• **Task objective**
Print out the material that follows word for word.

Saved data entries:
-*-*-

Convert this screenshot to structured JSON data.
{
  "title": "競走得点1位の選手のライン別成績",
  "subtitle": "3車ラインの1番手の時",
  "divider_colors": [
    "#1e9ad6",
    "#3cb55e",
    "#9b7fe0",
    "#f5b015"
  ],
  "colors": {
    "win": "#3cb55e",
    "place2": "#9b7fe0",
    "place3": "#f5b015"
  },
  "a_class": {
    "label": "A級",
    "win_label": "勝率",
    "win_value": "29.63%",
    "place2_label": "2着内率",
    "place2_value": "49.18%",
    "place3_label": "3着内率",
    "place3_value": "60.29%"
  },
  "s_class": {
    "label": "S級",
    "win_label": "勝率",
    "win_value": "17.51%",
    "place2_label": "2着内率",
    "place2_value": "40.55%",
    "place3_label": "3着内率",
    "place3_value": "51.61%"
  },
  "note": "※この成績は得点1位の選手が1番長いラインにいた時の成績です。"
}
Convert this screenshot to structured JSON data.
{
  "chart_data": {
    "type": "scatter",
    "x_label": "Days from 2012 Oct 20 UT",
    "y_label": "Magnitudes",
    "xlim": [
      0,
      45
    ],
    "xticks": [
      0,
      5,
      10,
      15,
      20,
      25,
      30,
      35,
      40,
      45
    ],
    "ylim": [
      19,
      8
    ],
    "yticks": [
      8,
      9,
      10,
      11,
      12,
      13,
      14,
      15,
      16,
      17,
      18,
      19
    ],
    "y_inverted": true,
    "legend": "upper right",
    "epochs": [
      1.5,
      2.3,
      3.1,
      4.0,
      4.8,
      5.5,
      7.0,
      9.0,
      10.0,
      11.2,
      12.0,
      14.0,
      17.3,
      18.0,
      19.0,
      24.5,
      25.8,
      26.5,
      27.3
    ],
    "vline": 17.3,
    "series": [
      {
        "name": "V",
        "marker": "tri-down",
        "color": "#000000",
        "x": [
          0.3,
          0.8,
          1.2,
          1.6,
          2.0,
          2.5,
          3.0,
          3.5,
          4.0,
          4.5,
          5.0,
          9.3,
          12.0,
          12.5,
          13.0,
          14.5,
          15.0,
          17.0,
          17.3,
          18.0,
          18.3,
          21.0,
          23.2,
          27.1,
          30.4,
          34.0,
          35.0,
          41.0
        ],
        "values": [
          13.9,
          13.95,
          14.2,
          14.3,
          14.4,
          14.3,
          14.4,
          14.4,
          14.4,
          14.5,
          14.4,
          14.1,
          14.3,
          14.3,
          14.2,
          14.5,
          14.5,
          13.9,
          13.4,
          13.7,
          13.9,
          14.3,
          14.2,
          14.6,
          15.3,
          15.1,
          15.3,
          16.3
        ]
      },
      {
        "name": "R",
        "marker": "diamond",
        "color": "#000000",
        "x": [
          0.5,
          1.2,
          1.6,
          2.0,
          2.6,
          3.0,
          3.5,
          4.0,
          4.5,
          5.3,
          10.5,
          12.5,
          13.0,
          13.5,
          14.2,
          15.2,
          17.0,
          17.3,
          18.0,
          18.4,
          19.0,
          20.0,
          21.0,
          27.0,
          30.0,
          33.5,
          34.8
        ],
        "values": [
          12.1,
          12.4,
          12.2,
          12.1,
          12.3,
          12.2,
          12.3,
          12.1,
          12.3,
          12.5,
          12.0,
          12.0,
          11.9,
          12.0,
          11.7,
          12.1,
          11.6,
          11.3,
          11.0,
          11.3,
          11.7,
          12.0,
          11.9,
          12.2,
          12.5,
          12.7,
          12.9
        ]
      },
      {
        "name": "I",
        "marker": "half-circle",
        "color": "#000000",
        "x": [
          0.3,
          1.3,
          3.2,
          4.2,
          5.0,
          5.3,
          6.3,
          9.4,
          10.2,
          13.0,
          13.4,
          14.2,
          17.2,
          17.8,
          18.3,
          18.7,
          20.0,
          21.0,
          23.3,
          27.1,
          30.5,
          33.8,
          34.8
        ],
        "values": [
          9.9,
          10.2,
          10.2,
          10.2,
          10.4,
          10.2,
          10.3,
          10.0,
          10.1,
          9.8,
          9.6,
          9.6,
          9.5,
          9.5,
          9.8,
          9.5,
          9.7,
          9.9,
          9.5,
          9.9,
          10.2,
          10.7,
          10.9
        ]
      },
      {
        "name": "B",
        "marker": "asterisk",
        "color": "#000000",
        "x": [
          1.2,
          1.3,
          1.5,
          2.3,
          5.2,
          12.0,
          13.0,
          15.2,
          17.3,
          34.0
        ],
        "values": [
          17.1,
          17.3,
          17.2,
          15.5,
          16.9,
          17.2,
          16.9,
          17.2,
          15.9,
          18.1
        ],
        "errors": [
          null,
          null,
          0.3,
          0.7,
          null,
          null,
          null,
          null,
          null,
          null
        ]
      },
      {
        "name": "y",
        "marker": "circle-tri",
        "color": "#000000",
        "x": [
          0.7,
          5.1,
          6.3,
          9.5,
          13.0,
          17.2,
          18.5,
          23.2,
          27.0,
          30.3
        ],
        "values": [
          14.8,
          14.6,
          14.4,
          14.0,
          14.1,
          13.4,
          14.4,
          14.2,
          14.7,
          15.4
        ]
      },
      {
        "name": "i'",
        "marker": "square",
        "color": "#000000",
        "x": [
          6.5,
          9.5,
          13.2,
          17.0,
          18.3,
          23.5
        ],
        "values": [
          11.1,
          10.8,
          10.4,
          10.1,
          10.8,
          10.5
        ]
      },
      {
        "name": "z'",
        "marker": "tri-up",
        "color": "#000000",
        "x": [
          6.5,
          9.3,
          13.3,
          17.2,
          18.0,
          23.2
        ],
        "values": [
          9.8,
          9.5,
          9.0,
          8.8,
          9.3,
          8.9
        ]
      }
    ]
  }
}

-*-*-

• **Answer for the task**
Convert this screenshot to structured JSON data.
{
  "title": "競走得点1位の選手のライン別成績",
  "subtitle": "3車ラインの1番手の時",
  "divider_colors": [
    "#1e9ad6",
    "#3cb55e",
    "#9b7fe0",
    "#f5b015"
  ],
  "colors": {
    "win": "#3cb55e",
    "place2": "#9b7fe0",
    "place3": "#f5b015"
  },
  "a_class": {
    "label": "A級",
    "win_label": "勝率",
    "win_value": "29.63%",
    "place2_label": "2着内率",
    "place2_value": "49.18%",
    "place3_label": "3着内率",
    "place3_value": "60.29%"
  },
  "s_class": {
    "label": "S級",
    "win_label": "勝率",
    "win_value": "17.51%",
    "place2_label": "2着内率",
    "place2_value": "40.55%",
    "place3_label": "3着内率",
    "place3_value": "51.61%"
  },
  "note": "※この成績は得点1位の選手が1番長いラインにいた時の成績です。"
}
Convert this screenshot to structured JSON data.
{
  "chart_data": {
    "type": "scatter",
    "x_label": "Days from 2012 Oct 20 UT",
    "y_label": "Magnitudes",
    "xlim": [
      0,
      45
    ],
    "xticks": [
      0,
      5,
      10,
      15,
      20,
      25,
      30,
      35,
      40,
      45
    ],
    "ylim": [
      19,
      8
    ],
    "yticks": [
      8,
      9,
      10,
      11,
      12,
      13,
      14,
      15,
      16,
      17,
      18,
      19
    ],
    "y_inverted": true,
    "legend": "upper right",
    "epochs": [
      1.5,
      2.3,
      3.1,
      4.0,
      4.8,
      5.5,
      7.0,
      9.0,
      10.0,
      11.2,
      12.0,
      14.0,
      17.3,
      18.0,
      19.0,
      24.5,
      25.8,
      26.5,
      27.3
    ],
    "vline": 17.3,
    "series": [
      {
        "name": "V",
        "marker": "tri-down",
        "color": "#000000",
        "x": [
          0.3,
          0.8,
          1.2,
          1.6,
          2.0,
          2.5,
          3.0,
          3.5,
          4.0,
          4.5,
          5.0,
          9.3,
          12.0,
          12.5,
          13.0,
          14.5,
          15.0,
          17.0,
          17.3,
          18.0,
          18.3,
          21.0,
          23.2,
          27.1,
          30.4,
          34.0,
          35.0,
          41.0
        ],
        "values": [
          13.9,
          13.95,
          14.2,
          14.3,
          14.4,
          14.3,
          14.4,
          14.4,
          14.4,
          14.5,
          14.4,
          14.1,
          14.3,
          14.3,
          14.2,
          14.5,
          14.5,
          13.9,
          13.4,
          13.7,
          13.9,
          14.3,
          14.2,
          14.6,
          15.3,
          15.1,
          15.3,
          16.3
        ]
      },
      {
        "name": "R",
        "marker": "diamond",
        "color": "#000000",
        "x": [
          0.5,
          1.2,
          1.6,
          2.0,
          2.6,
          3.0,
          3.5,
          4.0,
          4.5,
          5.3,
          10.5,
          12.5,
          13.0,
          13.5,
          14.2,
          15.2,
          17.0,
          17.3,
          18.0,
          18.4,
          19.0,
          20.0,
          21.0,
          27.0,
          30.0,
          33.5,
          34.8
        ],
        "values": [
          12.1,
          12.4,
          12.2,
          12.1,
          12.3,
          12.2,
          12.3,
          12.1,
          12.3,
          12.5,
          12.0,
          12.0,
          11.9,
          12.0,
          11.7,
          12.1,
          11.6,
          11.3,
          11.0,
          11.3,
          11.7,
          12.0,
          11.9,
          12.2,
          12.5,
          12.7,
          12.9
        ]
      },
      {
        "name": "I",
        "marker": "half-circle",
        "color": "#000000",
        "x": [
          0.3,
          1.3,
          3.2,
          4.2,
          5.0,
          5.3,
          6.3,
          9.4,
          10.2,
          13.0,
          13.4,
          14.2,
          17.2,
          17.8,
          18.3,
          18.7,
          20.0,
          21.0,
          23.3,
          27.1,
          30.5,
          33.8,
          34.8
        ],
        "values": [
          9.9,
          10.2,
          10.2,
          10.2,
          10.4,
          10.2,
          10.3,
          10.0,
          10.1,
          9.8,
          9.6,
          9.6,
          9.5,
          9.5,
          9.8,
          9.5,
          9.7,
          9.9,
          9.5,
          9.9,
          10.2,
          10.7,
          10.9
        ]
      },
      {
        "name": "B",
        "marker": "asterisk",
        "color": "#000000",
        "x": [
          1.2,
          1.3,
          1.5,
          2.3,
          5.2,
          12.0,
          13.0,
          15.2,
          17.3,
          34.0
        ],
        "values": [
          17.1,
          17.3,
          17.2,
          15.5,
          16.9,
          17.2,
          16.9,
          17.2,
          15.9,
          18.1
        ],
        "errors": [
          null,
          null,
          0.3,
          0.7,
          null,
          null,
          null,
          null,
          null,
          null
        ]
      },
      {
        "name": "y",
        "marker": "circle-tri",
        "color": "#000000",
        "x": [
          0.7,
          5.1,
          6.3,
          9.5,
          13.0,
          17.2,
          18.5,
          23.2,
          27.0,
          30.3
        ],
        "values": [
          14.8,
          14.6,
          14.4,
          14.0,
          14.1,
          13.4,
          14.4,
          14.2,
          14.7,
          15.4
        ]
      },
      {
        "name": "i'",
        "marker": "square",
        "color": "#000000",
        "x": [
          6.5,
          9.5,
          13.2,
          17.0,
          18.3,
          23.5
        ],
        "values": [
          11.1,
          10.8,
          10.4,
          10.1,
          10.8,
          10.5
        ]
      },
      {
        "name": "z'",
        "marker": "tri-up",
        "color": "#000000",
        "x": [
          6.5,
          9.3,
          13.3,
          17.2,
          18.0,
          23.2
        ],
        "values": [
          9.8,
          9.5,
          9.0,
          8.8,
          9.3,
          8.9
        ]
      }
    ]
  }
}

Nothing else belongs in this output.